**Given task**
Output all lines exactly, with nothing added or dropped.

Saved entries:
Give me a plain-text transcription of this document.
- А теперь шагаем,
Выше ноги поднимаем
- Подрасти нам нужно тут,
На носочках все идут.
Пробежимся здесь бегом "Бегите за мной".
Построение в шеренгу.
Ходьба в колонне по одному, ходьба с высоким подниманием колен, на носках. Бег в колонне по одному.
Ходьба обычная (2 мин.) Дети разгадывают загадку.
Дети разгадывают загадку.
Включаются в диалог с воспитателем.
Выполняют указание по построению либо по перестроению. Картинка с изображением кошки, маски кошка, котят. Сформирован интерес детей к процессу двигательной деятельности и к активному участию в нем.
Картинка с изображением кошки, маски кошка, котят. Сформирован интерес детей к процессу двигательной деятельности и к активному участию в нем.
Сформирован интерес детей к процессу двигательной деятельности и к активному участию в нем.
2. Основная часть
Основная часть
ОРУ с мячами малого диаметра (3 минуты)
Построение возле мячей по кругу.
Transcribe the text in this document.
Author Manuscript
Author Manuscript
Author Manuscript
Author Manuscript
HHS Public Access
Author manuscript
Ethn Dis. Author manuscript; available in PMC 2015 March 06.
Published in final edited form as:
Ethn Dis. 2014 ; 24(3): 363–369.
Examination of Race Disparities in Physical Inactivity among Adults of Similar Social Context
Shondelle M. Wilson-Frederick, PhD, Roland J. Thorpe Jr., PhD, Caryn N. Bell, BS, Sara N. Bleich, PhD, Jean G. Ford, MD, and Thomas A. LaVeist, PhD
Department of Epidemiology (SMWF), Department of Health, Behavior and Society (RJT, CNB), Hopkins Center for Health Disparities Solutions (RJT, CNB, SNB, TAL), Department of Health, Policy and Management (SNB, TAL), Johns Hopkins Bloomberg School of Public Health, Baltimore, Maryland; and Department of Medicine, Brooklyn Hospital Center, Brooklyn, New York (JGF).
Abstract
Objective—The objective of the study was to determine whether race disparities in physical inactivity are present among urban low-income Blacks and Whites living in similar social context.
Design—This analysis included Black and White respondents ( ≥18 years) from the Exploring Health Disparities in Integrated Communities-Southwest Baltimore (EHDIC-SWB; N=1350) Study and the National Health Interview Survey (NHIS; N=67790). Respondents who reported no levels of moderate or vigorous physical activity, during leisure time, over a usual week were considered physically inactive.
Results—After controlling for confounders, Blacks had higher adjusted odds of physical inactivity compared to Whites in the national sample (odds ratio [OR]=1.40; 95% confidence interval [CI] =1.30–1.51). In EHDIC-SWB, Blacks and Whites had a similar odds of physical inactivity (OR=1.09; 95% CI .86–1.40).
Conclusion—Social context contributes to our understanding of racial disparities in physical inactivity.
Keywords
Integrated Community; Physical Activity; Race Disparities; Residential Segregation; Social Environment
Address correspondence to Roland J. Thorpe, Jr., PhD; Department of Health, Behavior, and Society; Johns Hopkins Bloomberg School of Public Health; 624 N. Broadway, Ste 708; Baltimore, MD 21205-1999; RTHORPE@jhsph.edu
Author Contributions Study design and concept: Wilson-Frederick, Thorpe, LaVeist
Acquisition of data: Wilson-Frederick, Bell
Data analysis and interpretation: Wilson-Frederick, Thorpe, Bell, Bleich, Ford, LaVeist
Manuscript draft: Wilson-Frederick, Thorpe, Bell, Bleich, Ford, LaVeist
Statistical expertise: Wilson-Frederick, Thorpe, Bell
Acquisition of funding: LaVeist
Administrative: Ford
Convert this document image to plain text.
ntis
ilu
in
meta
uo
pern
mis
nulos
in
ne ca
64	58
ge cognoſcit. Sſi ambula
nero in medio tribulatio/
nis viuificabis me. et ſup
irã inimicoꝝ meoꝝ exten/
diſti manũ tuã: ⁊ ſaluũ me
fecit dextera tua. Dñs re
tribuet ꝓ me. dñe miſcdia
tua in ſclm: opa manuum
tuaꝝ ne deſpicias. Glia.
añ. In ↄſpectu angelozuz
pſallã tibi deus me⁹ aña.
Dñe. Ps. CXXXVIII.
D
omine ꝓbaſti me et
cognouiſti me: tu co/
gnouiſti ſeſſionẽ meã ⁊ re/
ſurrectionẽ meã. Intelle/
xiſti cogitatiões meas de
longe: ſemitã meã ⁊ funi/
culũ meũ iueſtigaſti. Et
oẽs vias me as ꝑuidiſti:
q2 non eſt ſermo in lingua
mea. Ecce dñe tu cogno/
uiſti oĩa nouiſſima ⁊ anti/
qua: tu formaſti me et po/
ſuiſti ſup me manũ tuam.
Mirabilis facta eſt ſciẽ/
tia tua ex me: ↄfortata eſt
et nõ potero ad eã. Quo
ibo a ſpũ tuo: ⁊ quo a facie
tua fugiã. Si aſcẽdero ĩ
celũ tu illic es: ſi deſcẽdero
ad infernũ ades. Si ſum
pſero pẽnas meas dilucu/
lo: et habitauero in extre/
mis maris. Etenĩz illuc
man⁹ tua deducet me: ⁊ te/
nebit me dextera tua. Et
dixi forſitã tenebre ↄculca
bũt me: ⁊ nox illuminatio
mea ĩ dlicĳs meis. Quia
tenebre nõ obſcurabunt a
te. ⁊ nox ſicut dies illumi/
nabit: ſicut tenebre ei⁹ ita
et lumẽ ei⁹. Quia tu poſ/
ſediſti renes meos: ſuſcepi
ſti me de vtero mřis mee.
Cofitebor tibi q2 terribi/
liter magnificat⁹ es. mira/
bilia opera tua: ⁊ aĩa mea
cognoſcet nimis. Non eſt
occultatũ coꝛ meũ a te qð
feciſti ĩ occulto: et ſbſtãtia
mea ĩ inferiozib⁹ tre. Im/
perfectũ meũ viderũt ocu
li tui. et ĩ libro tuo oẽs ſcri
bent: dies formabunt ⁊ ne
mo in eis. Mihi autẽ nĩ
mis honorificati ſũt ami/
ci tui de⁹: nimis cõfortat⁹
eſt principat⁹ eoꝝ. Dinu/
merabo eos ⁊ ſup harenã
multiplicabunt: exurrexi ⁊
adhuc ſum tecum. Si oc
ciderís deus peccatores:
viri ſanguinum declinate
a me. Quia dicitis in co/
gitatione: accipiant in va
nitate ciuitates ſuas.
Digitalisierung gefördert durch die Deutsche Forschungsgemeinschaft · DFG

**Written answer**
Give me a plain-text transcription of this document.
- А теперь шагаем,
Выше ноги поднимаем
- Подрасти нам нужно тут,
На носочках все идут.
Пробежимся здесь бегом "Бегите за мной".
Построение в шеренгу.
Ходьба в колонне по одному, ходьба с высоким подниманием колен, на носках. Бег в колонне по одному.
Ходьба обычная (2 мин.) Дети разгадывают загадку.
Дети разгадывают загадку.
Включаются в диалог с воспитателем.
Выполняют указание по построению либо по перестроению. Картинка с изображением кошки, маски кошка, котят. Сформирован интерес детей к процессу двигательной деятельности и к активному участию в нем.
Картинка с изображением кошки, маски кошка, котят. Сформирован интерес детей к процессу двигательной деятельности и к активному участию в нем.
Сформирован интерес детей к процессу двигательной деятельности и к активному участию в нем.
2. Основная часть
Основная часть
ОРУ с мячами малого диаметра (3 минуты)
Построение возле мячей по кругу.
Transcribe the text in this document.
Author Manuscript
Author Manuscript
Author Manuscript
Author Manuscript
HHS Public Access
Author manuscript
Ethn Dis. Author manuscript; available in PMC 2015 March 06.
Published in final edited form as:
Ethn Dis. 2014 ; 24(3): 363–369.
Examination of Race Disparities in Physical Inactivity among Adults of Similar Social Context
Shondelle M. Wilson-Frederick, PhD, Roland J. Thorpe Jr., PhD, Caryn N. Bell, BS, Sara N. Bleich, PhD, Jean G. Ford, MD, and Thomas A. LaVeist, PhD
Department of Epidemiology (SMWF), Department of Health, Behavior and Society (RJT, CNB), Hopkins Center for Health Disparities Solutions (RJT, CNB, SNB, TAL), Department of Health, Policy and Management (SNB, TAL), Johns Hopkins Bloomberg School of Public Health, Baltimore, Maryland; and Department of Medicine, Brooklyn Hospital Center, Brooklyn, New York (JGF).
Abstract
Objective—The objective of the study was to determine whether race disparities in physical inactivity are present among urban low-income Blacks and Whites living in similar social context.
Design—This analysis included Black and White respondents ( ≥18 years) from the Exploring Health Disparities in Integrated Communities-Southwest Baltimore (EHDIC-SWB; N=1350) Study and the National Health Interview Survey (NHIS; N=67790). Respondents who reported no levels of moderate or vigorous physical activity, during leisure time, over a usual week were considered physically inactive.
Results—After controlling for confounders, Blacks had higher adjusted odds of physical inactivity compared to Whites in the national sample (odds ratio [OR]=1.40; 95% confidence interval [CI] =1.30–1.51). In EHDIC-SWB, Blacks and Whites had a similar odds of physical inactivity (OR=1.09; 95% CI .86–1.40).
Conclusion—Social context contributes to our understanding of racial disparities in physical inactivity.
Keywords
Integrated Community; Physical Activity; Race Disparities; Residential Segregation; Social Environment
Address correspondence to Roland J. Thorpe, Jr., PhD; Department of Health, Behavior, and Society; Johns Hopkins Bloomberg School of Public Health; 624 N. Broadway, Ste 708; Baltimore, MD 21205-1999; RTHORPE@jhsph.edu
Author Contributions Study design and concept: Wilson-Frederick, Thorpe, LaVeist
Acquisition of data: Wilson-Frederick, Bell
Data analysis and interpretation: Wilson-Frederick, Thorpe, Bell, Bleich, Ford, LaVeist
Manuscript draft: Wilson-Frederick, Thorpe, Bell, Bleich, Ford, LaVeist
Statistical expertise: Wilson-Frederick, Thorpe, Bell
Acquisition of funding: LaVeist
Administrative: Ford
Convert this document image to plain text.
ntis
ilu
in
meta
uo
pern
mis
nulos
in
ne ca
64	58
ge cognoſcit. Sſi ambula
nero in medio tribulatio/
nis viuificabis me. et ſup
irã inimicoꝝ meoꝝ exten/
diſti manũ tuã: ⁊ ſaluũ me
fecit dextera tua. Dñs re
tribuet ꝓ me. dñe miſcdia
tua in ſclm: opa manuum
tuaꝝ ne deſpicias. Glia.
añ. In ↄſpectu angelozuz
pſallã tibi deus me⁹ aña.
Dñe. Ps. CXXXVIII.
D
omine ꝓbaſti me et
cognouiſti me: tu co/
gnouiſti ſeſſionẽ meã ⁊ re/
ſurrectionẽ meã. Intelle/
xiſti cogitatiões meas de
longe: ſemitã meã ⁊ funi/
culũ meũ iueſtigaſti. Et
oẽs vias me as ꝑuidiſti:
q2 non eſt ſermo in lingua
mea. Ecce dñe tu cogno/
uiſti oĩa nouiſſima ⁊ anti/
qua: tu formaſti me et po/
ſuiſti ſup me manũ tuam.
Mirabilis facta eſt ſciẽ/
tia tua ex me: ↄfortata eſt
et nõ potero ad eã. Quo
ibo a ſpũ tuo: ⁊ quo a facie
tua fugiã. Si aſcẽdero ĩ
celũ tu illic es: ſi deſcẽdero
ad infernũ ades. Si ſum
pſero pẽnas meas dilucu/
lo: et habitauero in extre/
mis maris. Etenĩz illuc
man⁹ tua deducet me: ⁊ te/
nebit me dextera tua. Et
dixi forſitã tenebre ↄculca
bũt me: ⁊ nox illuminatio
mea ĩ dlicĳs meis. Quia
tenebre nõ obſcurabunt a
te. ⁊ nox ſicut dies illumi/
nabit: ſicut tenebre ei⁹ ita
et lumẽ ei⁹. Quia tu poſ/
ſediſti renes meos: ſuſcepi
ſti me de vtero mřis mee.
Cofitebor tibi q2 terribi/
liter magnificat⁹ es. mira/
bilia opera tua: ⁊ aĩa mea
cognoſcet nimis. Non eſt
occultatũ coꝛ meũ a te qð
feciſti ĩ occulto: et ſbſtãtia
mea ĩ inferiozib⁹ tre. Im/
perfectũ meũ viderũt ocu
li tui. et ĩ libro tuo oẽs ſcri
bent: dies formabunt ⁊ ne
mo in eis. Mihi autẽ nĩ
mis honorificati ſũt ami/
ci tui de⁹: nimis cõfortat⁹
eſt principat⁹ eoꝝ. Dinu/
merabo eos ⁊ ſup harenã
multiplicabunt: exurrexi ⁊
adhuc ſum tecum. Si oc
ciderís deus peccatores:
viri ſanguinum declinate
a me. Quia dicitis in co/
gitatione: accipiant in va
nitate ciuitates ſuas.
Digitalisierung gefördert durch die Deutsche Forschungsgemeinschaft · DFG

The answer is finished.